== Task statement ==
In the entries below, count every line with the string "structured". State the count and nothing else.

== Items ==
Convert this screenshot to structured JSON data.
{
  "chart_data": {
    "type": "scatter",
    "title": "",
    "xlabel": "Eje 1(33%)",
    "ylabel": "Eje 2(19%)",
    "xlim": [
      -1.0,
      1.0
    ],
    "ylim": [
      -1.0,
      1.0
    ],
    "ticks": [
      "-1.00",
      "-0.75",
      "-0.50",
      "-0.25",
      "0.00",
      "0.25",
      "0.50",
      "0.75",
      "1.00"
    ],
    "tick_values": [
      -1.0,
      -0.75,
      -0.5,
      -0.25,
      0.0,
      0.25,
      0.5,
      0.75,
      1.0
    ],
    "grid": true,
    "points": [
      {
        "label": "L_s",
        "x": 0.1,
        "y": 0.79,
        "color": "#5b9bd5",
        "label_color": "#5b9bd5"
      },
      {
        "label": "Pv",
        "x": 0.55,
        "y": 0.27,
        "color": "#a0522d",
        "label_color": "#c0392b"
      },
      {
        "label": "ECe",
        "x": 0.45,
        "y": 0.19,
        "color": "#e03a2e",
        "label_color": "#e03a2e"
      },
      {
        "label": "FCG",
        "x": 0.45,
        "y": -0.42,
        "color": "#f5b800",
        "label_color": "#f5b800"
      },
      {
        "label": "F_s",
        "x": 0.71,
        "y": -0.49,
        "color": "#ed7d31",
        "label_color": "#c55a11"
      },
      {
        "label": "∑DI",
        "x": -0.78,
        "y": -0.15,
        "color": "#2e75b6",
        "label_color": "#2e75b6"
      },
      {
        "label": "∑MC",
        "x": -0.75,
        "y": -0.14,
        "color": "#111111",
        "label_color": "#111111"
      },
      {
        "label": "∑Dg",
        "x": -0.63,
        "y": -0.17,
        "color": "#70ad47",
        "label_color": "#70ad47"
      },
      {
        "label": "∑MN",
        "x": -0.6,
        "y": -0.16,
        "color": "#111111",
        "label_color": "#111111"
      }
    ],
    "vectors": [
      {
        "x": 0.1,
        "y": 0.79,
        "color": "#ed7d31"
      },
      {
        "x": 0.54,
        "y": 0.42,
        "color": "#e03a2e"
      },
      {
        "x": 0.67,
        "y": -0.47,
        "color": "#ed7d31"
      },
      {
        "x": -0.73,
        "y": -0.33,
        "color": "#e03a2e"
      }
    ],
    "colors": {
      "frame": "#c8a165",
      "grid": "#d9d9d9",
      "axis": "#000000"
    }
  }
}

--

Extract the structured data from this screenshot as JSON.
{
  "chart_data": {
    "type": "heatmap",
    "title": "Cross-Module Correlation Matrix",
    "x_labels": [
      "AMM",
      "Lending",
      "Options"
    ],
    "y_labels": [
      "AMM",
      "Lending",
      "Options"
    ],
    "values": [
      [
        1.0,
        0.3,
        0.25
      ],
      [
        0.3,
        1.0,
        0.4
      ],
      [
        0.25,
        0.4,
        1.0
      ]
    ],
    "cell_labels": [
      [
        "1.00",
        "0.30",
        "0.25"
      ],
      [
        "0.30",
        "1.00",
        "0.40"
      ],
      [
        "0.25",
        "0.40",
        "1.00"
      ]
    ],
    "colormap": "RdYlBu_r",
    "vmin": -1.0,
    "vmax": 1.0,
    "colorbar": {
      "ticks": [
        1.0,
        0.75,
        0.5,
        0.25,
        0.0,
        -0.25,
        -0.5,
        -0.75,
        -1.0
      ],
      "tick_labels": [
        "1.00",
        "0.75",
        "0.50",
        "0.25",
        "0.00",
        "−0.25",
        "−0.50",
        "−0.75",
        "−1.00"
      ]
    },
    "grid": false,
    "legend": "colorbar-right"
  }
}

== Answer to this problem ==
2